Short task: Would you retype all of these records exactly?

Recorded information:
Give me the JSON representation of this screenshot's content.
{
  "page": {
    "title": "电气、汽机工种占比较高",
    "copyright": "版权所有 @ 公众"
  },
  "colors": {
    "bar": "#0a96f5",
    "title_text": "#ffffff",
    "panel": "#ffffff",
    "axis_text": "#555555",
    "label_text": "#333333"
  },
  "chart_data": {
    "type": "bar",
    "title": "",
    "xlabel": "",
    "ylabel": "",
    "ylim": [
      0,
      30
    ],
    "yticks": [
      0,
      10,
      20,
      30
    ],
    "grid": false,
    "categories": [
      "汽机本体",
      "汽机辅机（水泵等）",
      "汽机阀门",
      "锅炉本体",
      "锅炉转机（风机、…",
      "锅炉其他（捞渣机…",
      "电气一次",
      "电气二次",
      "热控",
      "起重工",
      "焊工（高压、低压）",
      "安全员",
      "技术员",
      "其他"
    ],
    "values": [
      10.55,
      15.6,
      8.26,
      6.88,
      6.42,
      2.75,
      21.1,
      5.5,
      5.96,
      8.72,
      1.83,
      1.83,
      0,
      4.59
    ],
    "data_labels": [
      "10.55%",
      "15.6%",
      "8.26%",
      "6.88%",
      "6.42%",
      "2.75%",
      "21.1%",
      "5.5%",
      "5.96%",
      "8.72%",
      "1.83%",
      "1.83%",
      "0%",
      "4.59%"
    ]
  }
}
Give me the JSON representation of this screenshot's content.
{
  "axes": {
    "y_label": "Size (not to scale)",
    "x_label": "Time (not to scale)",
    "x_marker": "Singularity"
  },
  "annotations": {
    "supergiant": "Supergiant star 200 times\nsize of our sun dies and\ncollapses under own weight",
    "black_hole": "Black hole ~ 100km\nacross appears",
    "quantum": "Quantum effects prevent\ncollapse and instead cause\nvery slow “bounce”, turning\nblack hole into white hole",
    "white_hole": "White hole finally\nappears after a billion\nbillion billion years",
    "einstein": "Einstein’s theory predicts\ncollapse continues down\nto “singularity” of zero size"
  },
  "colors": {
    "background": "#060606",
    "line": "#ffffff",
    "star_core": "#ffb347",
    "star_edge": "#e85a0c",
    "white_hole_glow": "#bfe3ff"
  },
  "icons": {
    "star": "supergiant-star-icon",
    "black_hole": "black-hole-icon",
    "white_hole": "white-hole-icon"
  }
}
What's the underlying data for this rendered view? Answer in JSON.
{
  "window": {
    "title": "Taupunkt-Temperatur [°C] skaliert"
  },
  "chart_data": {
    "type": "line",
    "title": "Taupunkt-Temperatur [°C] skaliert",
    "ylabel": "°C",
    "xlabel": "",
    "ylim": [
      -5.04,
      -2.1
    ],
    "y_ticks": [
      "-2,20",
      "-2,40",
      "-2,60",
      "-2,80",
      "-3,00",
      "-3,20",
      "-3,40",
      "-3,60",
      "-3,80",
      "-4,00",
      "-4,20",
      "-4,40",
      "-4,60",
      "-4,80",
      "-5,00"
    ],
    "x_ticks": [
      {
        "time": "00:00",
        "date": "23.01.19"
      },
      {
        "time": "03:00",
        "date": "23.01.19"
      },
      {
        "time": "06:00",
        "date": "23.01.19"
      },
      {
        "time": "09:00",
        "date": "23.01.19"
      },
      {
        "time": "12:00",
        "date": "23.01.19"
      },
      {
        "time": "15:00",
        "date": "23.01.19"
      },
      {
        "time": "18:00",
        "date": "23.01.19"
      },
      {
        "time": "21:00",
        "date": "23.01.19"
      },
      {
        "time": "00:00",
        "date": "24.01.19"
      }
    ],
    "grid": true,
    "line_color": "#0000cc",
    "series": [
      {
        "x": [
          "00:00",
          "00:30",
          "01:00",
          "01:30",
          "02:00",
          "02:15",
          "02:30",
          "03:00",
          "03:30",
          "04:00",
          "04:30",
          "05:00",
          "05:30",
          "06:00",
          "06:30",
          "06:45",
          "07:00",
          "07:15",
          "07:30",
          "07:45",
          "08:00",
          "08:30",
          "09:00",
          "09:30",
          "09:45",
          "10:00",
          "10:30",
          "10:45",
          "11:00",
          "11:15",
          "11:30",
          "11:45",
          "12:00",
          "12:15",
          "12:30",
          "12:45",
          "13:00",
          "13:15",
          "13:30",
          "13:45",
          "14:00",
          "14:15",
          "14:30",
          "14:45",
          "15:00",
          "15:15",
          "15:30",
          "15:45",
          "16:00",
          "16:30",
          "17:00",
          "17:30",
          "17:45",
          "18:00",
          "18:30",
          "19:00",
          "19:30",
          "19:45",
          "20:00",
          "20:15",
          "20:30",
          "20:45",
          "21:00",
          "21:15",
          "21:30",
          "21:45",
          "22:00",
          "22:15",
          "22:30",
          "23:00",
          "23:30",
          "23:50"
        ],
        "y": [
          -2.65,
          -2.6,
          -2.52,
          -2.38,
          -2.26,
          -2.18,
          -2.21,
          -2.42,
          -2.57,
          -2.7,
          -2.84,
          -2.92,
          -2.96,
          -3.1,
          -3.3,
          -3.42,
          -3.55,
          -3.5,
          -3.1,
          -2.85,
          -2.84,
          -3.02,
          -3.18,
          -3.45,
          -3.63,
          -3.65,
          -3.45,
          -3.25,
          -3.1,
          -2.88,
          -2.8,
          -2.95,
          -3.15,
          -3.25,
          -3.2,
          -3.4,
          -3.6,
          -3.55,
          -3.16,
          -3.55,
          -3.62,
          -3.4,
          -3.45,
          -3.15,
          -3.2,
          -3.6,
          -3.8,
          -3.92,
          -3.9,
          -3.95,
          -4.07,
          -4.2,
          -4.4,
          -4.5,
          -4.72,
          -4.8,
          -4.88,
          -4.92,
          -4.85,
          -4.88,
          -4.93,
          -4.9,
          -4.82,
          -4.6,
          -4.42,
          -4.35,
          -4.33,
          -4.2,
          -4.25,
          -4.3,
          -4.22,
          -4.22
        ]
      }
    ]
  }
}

Worked answer:
Give me the JSON representation of this screenshot's content.
{
  "page": {
    "title": "电气、汽机工种占比较高",
    "copyright": "版权所有 @ 公众"
  },
  "colors": {
    "bar": "#0a96f5",
    "title_text": "#ffffff",
    "panel": "#ffffff",
    "axis_text": "#555555",
    "label_text": "#333333"
  },
  "chart_data": {
    "type": "bar",
    "title": "",
    "xlabel": "",
    "ylabel": "",
    "ylim": [
      0,
      30
    ],
    "yticks": [
      0,
      10,
      20,
      30
    ],
    "grid": false,
    "categories": [
      "汽机本体",
      "汽机辅机（水泵等）",
      "汽机阀门",
      "锅炉本体",
      "锅炉转机（风机、…",
      "锅炉其他（捞渣机…",
      "电气一次",
      "电气二次",
      "热控",
      "起重工",
      "焊工（高压、低压）",
      "安全员",
      "技术员",
      "其他"
    ],
    "values": [
      10.55,
      15.6,
      8.26,
      6.88,
      6.42,
      2.75,
      21.1,
      5.5,
      5.96,
      8.72,
      1.83,
      1.83,
      0,
      4.59
    ],
    "data_labels": [
      "10.55%",
      "15.6%",
      "8.26%",
      "6.88%",
      "6.42%",
      "2.75%",
      "21.1%",
      "5.5%",
      "5.96%",
      "8.72%",
      "1.83%",
      "1.83%",
      "0%",
      "4.59%"
    ]
  }
}
Give me the JSON representation of this screenshot's content.
{
  "axes": {
    "y_label": "Size (not to scale)",
    "x_label": "Time (not to scale)",
    "x_marker": "Singularity"
  },
  "annotations": {
    "supergiant": "Supergiant star 200 times\nsize of our sun dies and\ncollapses under own weight",
    "black_hole": "Black hole ~ 100km\nacross appears",
    "quantum": "Quantum effects prevent\ncollapse and instead cause\nvery slow “bounce”, turning\nblack hole into white hole",
    "white_hole": "White hole finally\nappears after a billion\nbillion billion years",
    "einstein": "Einstein’s theory predicts\ncollapse continues down\nto “singularity” of zero size"
  },
  "colors": {
    "background": "#060606",
    "line": "#ffffff",
    "star_core": "#ffb347",
    "star_edge": "#e85a0c",
    "white_hole_glow": "#bfe3ff"
  },
  "icons": {
    "star": "supergiant-star-icon",
    "black_hole": "black-hole-icon",
    "white_hole": "white-hole-icon"
  }
}
What's the underlying data for this rendered view? Answer in JSON.
{
  "window": {
    "title": "Taupunkt-Temperatur [°C] skaliert"
  },
  "chart_data": {
    "type": "line",
    "title": "Taupunkt-Temperatur [°C] skaliert",
    "ylabel": "°C",
    "xlabel": "",
    "ylim": [
      -5.04,
      -2.1
    ],
    "y_ticks": [
      "-2,20",
      "-2,40",
      "-2,60",
      "-2,80",
      "-3,00",
      "-3,20",
      "-3,40",
      "-3,60",
      "-3,80",
      "-4,00",
      "-4,20",
      "-4,40",
      "-4,60",
      "-4,80",
      "-5,00"
    ],
    "x_ticks": [
      {
        "time": "00:00",
        "date": "23.01.19"
      },
      {
        "time": "03:00",
        "date": "23.01.19"
      },
      {
        "time": "06:00",
        "date": "23.01.19"
      },
      {
        "time": "09:00",
        "date": "23.01.19"
      },
      {
        "time": "12:00",
        "date": "23.01.19"
      },
      {
        "time": "15:00",
        "date": "23.01.19"
      },
      {
        "time": "18:00",
        "date": "23.01.19"
      },
      {
        "time": "21:00",
        "date": "23.01.19"
      },
      {
        "time": "00:00",
        "date": "24.01.19"
      }
    ],
    "grid": true,
    "line_color": "#0000cc",
    "series": [
      {
        "x": [
          "00:00",
          "00:30",
          "01:00",
          "01:30",
          "02:00",
          "02:15",
          "02:30",
          "03:00",
          "03:30",
          "04:00",
          "04:30",
          "05:00",
          "05:30",
          "06:00",
          "06:30",
          "06:45",
          "07:00",
          "07:15",
          "07:30",
          "07:45",
          "08:00",
          "08:30",
          "09:00",
          "09:30",
          "09:45",
          "10:00",
          "10:30",
          "10:45",
          "11:00",
          "11:15",
          "11:30",
          "11:45",
          "12:00",
          "12:15",
          "12:30",
          "12:45",
          "13:00",
          "13:15",
          "13:30",
          "13:45",
          "14:00",
          "14:15",
          "14:30",
          "14:45",
          "15:00",
          "15:15",
          "15:30",
          "15:45",
          "16:00",
          "16:30",
          "17:00",
          "17:30",
          "17:45",
          "18:00",
          "18:30",
          "19:00",
          "19:30",
          "19:45",
          "20:00",
          "20:15",
          "20:30",
          "20:45",
          "21:00",
          "21:15",
          "21:30",
          "21:45",
          "22:00",
          "22:15",
          "22:30",
          "23:00",
          "23:30",
          "23:50"
        ],
        "y": [
          -2.65,
          -2.6,
          -2.52,
          -2.38,
          -2.26,
          -2.18,
          -2.21,
          -2.42,
          -2.57,
          -2.7,
          -2.84,
          -2.92,
          -2.96,
          -3.1,
          -3.3,
          -3.42,
          -3.55,
          -3.5,
          -3.1,
          -2.85,
          -2.84,
          -3.02,
          -3.18,
          -3.45,
          -3.63,
          -3.65,
          -3.45,
          -3.25,
          -3.1,
          -2.88,
          -2.8,
          -2.95,
          -3.15,
          -3.25,
          -3.2,
          -3.4,
          -3.6,
          -3.55,
          -3.16,
          -3.55,
          -3.62,
          -3.4,
          -3.45,
          -3.15,
          -3.2,
          -3.6,
          -3.8,
          -3.92,
          -3.9,
          -3.95,
          -4.07,
          -4.2,
          -4.4,
          -4.5,
          -4.72,
          -4.8,
          -4.88,
          -4.92,
          -4.85,
          -4.88,
          -4.93,
          -4.9,
          -4.82,
          -4.6,
          -4.42,
          -4.35,
          -4.33,
          -4.2,
          -4.25,
          -4.3,
          -4.22,
          -4.22
        ]
      }
    ]
  }
}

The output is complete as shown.